MATERIAL FOR THE TASK
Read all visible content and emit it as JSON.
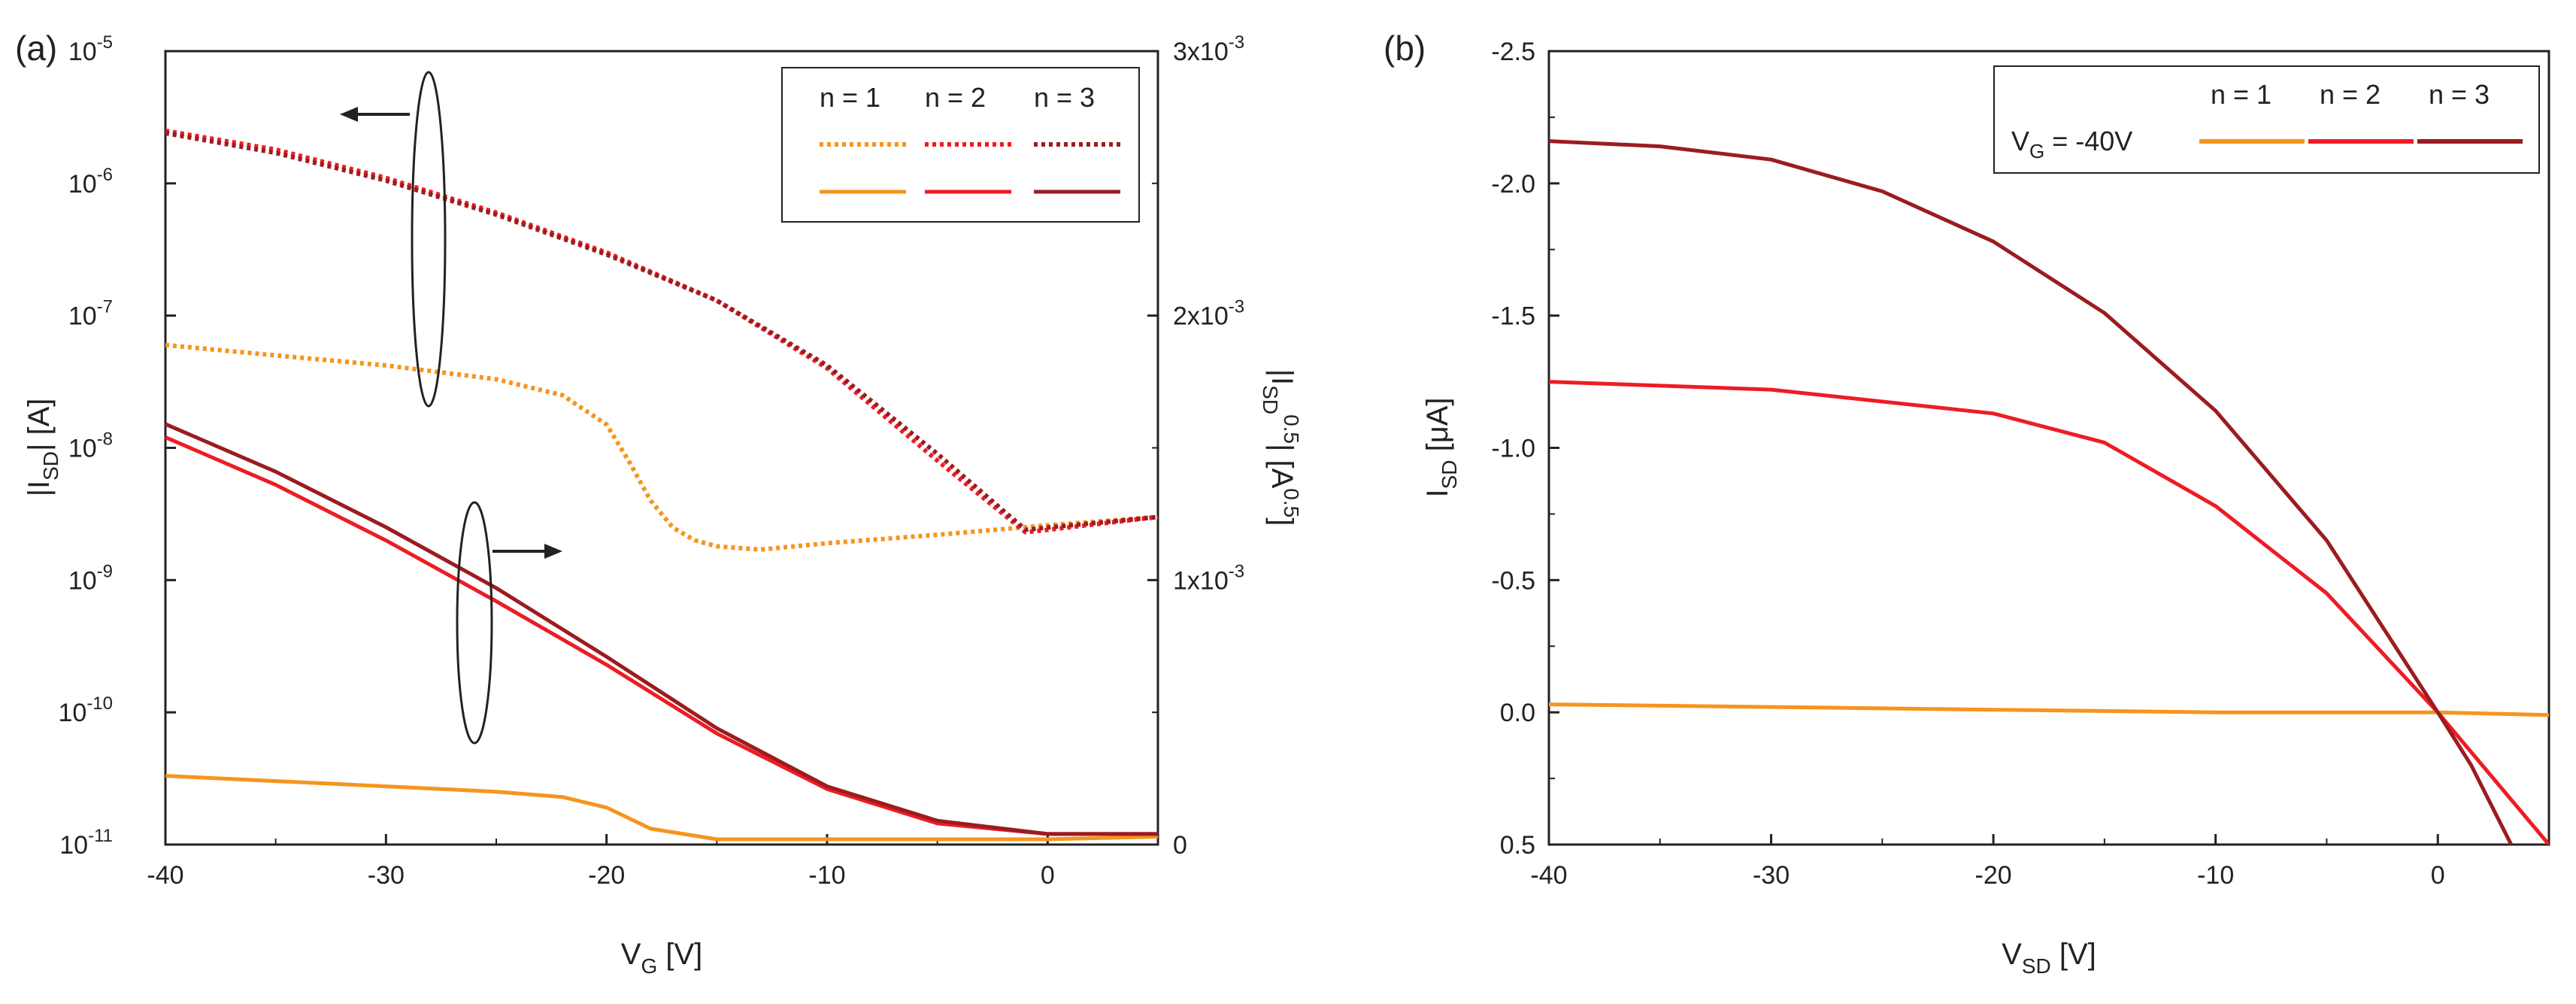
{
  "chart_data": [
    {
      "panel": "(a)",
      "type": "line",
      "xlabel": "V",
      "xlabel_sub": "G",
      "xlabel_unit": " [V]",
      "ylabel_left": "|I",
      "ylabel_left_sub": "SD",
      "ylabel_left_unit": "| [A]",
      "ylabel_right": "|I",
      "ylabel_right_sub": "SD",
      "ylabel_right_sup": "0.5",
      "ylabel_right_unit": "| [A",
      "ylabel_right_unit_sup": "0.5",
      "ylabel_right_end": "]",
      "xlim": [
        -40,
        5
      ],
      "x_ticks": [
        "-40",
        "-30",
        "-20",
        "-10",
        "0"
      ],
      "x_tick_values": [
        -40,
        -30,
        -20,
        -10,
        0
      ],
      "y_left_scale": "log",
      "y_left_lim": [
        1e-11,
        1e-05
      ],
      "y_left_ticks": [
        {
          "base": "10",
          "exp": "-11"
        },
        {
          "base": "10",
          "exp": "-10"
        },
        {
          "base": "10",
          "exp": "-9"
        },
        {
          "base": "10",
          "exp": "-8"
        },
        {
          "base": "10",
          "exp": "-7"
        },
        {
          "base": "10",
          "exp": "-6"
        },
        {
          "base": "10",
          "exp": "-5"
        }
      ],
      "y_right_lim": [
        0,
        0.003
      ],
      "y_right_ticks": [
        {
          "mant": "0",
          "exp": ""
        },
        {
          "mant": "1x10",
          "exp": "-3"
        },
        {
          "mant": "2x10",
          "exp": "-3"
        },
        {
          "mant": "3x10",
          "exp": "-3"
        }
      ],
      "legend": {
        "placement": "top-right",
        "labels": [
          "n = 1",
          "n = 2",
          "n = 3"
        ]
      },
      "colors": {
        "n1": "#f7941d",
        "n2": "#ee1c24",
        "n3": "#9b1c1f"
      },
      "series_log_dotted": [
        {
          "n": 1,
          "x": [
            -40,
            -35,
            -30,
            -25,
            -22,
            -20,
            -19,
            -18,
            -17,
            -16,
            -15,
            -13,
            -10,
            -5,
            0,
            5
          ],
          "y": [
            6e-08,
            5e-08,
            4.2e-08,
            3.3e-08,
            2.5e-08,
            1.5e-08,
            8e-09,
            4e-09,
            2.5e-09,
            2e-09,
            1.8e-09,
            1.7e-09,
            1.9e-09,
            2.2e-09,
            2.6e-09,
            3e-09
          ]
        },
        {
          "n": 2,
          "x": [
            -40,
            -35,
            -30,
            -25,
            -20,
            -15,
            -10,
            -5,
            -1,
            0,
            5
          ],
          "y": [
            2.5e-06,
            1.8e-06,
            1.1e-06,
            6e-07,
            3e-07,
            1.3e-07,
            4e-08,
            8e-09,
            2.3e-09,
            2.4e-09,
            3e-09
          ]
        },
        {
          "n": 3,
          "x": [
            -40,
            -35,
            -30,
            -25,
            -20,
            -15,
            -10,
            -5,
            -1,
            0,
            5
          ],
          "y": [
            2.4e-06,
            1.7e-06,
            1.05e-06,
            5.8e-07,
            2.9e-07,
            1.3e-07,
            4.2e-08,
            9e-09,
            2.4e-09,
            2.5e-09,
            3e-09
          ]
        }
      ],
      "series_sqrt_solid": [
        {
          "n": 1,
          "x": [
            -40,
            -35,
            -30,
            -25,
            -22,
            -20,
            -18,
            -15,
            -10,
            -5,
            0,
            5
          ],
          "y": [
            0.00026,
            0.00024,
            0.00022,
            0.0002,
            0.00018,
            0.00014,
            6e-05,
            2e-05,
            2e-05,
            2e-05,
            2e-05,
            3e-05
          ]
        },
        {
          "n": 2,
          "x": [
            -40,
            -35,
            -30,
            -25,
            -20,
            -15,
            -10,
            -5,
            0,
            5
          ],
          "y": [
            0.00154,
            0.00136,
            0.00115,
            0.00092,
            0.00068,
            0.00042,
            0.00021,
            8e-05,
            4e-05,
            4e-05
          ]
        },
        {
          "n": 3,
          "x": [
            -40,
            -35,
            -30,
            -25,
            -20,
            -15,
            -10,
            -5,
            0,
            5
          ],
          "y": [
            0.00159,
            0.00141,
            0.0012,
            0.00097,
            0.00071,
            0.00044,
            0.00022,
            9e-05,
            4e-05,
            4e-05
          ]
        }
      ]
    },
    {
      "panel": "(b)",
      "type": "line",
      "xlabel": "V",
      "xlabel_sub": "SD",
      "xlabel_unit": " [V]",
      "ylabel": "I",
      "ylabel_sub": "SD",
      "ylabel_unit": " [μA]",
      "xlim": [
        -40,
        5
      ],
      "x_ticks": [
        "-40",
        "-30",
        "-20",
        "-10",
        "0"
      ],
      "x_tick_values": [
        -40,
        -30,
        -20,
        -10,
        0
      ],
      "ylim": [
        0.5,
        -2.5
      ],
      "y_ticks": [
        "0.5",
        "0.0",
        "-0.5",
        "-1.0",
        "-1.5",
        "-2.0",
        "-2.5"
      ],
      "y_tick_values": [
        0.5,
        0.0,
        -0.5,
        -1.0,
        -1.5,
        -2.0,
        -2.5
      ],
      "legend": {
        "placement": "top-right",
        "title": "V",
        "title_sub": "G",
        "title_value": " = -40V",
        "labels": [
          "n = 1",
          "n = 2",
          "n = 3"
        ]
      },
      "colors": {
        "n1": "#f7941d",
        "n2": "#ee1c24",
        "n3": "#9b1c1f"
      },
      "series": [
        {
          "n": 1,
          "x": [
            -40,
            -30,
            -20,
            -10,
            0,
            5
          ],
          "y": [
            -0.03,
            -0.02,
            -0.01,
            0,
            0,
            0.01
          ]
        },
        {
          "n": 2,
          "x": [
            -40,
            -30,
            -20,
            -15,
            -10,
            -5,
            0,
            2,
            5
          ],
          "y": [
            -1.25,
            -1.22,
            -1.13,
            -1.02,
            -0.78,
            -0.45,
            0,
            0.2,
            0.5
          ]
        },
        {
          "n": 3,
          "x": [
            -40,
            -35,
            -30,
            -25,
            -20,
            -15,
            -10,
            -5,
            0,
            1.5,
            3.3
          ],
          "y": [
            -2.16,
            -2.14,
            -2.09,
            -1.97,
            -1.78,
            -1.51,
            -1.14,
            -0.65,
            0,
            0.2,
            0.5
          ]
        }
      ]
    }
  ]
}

WORK INSTRUCTIONS
Copy every line of the data word for word, omitting the images.

SOLUTION
Read all visible content and emit it as JSON.
{
  "chart_data": [
    {
      "panel": "(a)",
      "type": "line",
      "xlabel": "V",
      "xlabel_sub": "G",
      "xlabel_unit": " [V]",
      "ylabel_left": "|I",
      "ylabel_left_sub": "SD",
      "ylabel_left_unit": "| [A]",
      "ylabel_right": "|I",
      "ylabel_right_sub": "SD",
      "ylabel_right_sup": "0.5",
      "ylabel_right_unit": "| [A",
      "ylabel_right_unit_sup": "0.5",
      "ylabel_right_end": "]",
      "xlim": [
        -40,
        5
      ],
      "x_ticks": [
        "-40",
        "-30",
        "-20",
        "-10",
        "0"
      ],
      "x_tick_values": [
        -40,
        -30,
        -20,
        -10,
        0
      ],
      "y_left_scale": "log",
      "y_left_lim": [
        1e-11,
        1e-05
      ],
      "y_left_ticks": [
        {
          "base": "10",
          "exp": "-11"
        },
        {
          "base": "10",
          "exp": "-10"
        },
        {
          "base": "10",
          "exp": "-9"
        },
        {
          "base": "10",
          "exp": "-8"
        },
        {
          "base": "10",
          "exp": "-7"
        },
        {
          "base": "10",
          "exp": "-6"
        },
        {
          "base": "10",
          "exp": "-5"
        }
      ],
      "y_right_lim": [
        0,
        0.003
      ],
      "y_right_ticks": [
        {
          "mant": "0",
          "exp": ""
        },
        {
          "mant": "1x10",
          "exp": "-3"
        },
        {
          "mant": "2x10",
          "exp": "-3"
        },
        {
          "mant": "3x10",
          "exp": "-3"
        }
      ],
      "legend": {
        "placement": "top-right",
        "labels": [
          "n = 1",
          "n = 2",
          "n = 3"
        ]
      },
      "colors": {
        "n1": "#f7941d",
        "n2": "#ee1c24",
        "n3": "#9b1c1f"
      },
      "series_log_dotted": [
        {
          "n": 1,
          "x": [
            -40,
            -35,
            -30,
            -25,
            -22,
            -20,
            -19,
            -18,
            -17,
            -16,
            -15,
            -13,
            -10,
            -5,
            0,
            5
          ],
          "y": [
            6e-08,
            5e-08,
            4.2e-08,
            3.3e-08,
            2.5e-08,
            1.5e-08,
            8e-09,
            4e-09,
            2.5e-09,
            2e-09,
            1.8e-09,
            1.7e-09,
            1.9e-09,
            2.2e-09,
            2.6e-09,
            3e-09
          ]
        },
        {
          "n": 2,
          "x": [
            -40,
            -35,
            -30,
            -25,
            -20,
            -15,
            -10,
            -5,
            -1,
            0,
            5
          ],
          "y": [
            2.5e-06,
            1.8e-06,
            1.1e-06,
            6e-07,
            3e-07,
            1.3e-07,
            4e-08,
            8e-09,
            2.3e-09,
            2.4e-09,
            3e-09
          ]
        },
        {
          "n": 3,
          "x": [
            -40,
            -35,
            -30,
            -25,
            -20,
            -15,
            -10,
            -5,
            -1,
            0,
            5
          ],
          "y": [
            2.4e-06,
            1.7e-06,
            1.05e-06,
            5.8e-07,
            2.9e-07,
            1.3e-07,
            4.2e-08,
            9e-09,
            2.4e-09,
            2.5e-09,
            3e-09
          ]
        }
      ],
      "series_sqrt_solid": [
        {
          "n": 1,
          "x": [
            -40,
            -35,
            -30,
            -25,
            -22,
            -20,
            -18,
            -15,
            -10,
            -5,
            0,
            5
          ],
          "y": [
            0.00026,
            0.00024,
            0.00022,
            0.0002,
            0.00018,
            0.00014,
            6e-05,
            2e-05,
            2e-05,
            2e-05,
            2e-05,
            3e-05
          ]
        },
        {
          "n": 2,
          "x": [
            -40,
            -35,
            -30,
            -25,
            -20,
            -15,
            -10,
            -5,
            0,
            5
          ],
          "y": [
            0.00154,
            0.00136,
            0.00115,
            0.00092,
            0.00068,
            0.00042,
            0.00021,
            8e-05,
            4e-05,
            4e-05
          ]
        },
        {
          "n": 3,
          "x": [
            -40,
            -35,
            -30,
            -25,
            -20,
            -15,
            -10,
            -5,
            0,
            5
          ],
          "y": [
            0.00159,
            0.00141,
            0.0012,
            0.00097,
            0.00071,
            0.00044,
            0.00022,
            9e-05,
            4e-05,
            4e-05
          ]
        }
      ]
    },
    {
      "panel": "(b)",
      "type": "line",
      "xlabel": "V",
      "xlabel_sub": "SD",
      "xlabel_unit": " [V]",
      "ylabel": "I",
      "ylabel_sub": "SD",
      "ylabel_unit": " [μA]",
      "xlim": [
        -40,
        5
      ],
      "x_ticks": [
        "-40",
        "-30",
        "-20",
        "-10",
        "0"
      ],
      "x_tick_values": [
        -40,
        -30,
        -20,
        -10,
        0
      ],
      "ylim": [
        0.5,
        -2.5
      ],
      "y_ticks": [
        "0.5",
        "0.0",
        "-0.5",
        "-1.0",
        "-1.5",
        "-2.0",
        "-2.5"
      ],
      "y_tick_values": [
        0.5,
        0.0,
        -0.5,
        -1.0,
        -1.5,
        -2.0,
        -2.5
      ],
      "legend": {
        "placement": "top-right",
        "title": "V",
        "title_sub": "G",
        "title_value": " = -40V",
        "labels": [
          "n = 1",
          "n = 2",
          "n = 3"
        ]
      },
      "colors": {
        "n1": "#f7941d",
        "n2": "#ee1c24",
        "n3": "#9b1c1f"
      },
      "series": [
        {
          "n": 1,
          "x": [
            -40,
            -30,
            -20,
            -10,
            0,
            5
          ],
          "y": [
            -0.03,
            -0.02,
            -0.01,
            0,
            0,
            0.01
          ]
        },
        {
          "n": 2,
          "x": [
            -40,
            -30,
            -20,
            -15,
            -10,
            -5,
            0,
            2,
            5
          ],
          "y": [
            -1.25,
            -1.22,
            -1.13,
            -1.02,
            -0.78,
            -0.45,
            0,
            0.2,
            0.5
          ]
        },
        {
          "n": 3,
          "x": [
            -40,
            -35,
            -30,
            -25,
            -20,
            -15,
            -10,
            -5,
            0,
            1.5,
            3.3
          ],
          "y": [
            -2.16,
            -2.14,
            -2.09,
            -1.97,
            -1.78,
            -1.51,
            -1.14,
            -0.65,
            0,
            0.2,
            0.5
          ]
        }
      ]
    }
  ]
}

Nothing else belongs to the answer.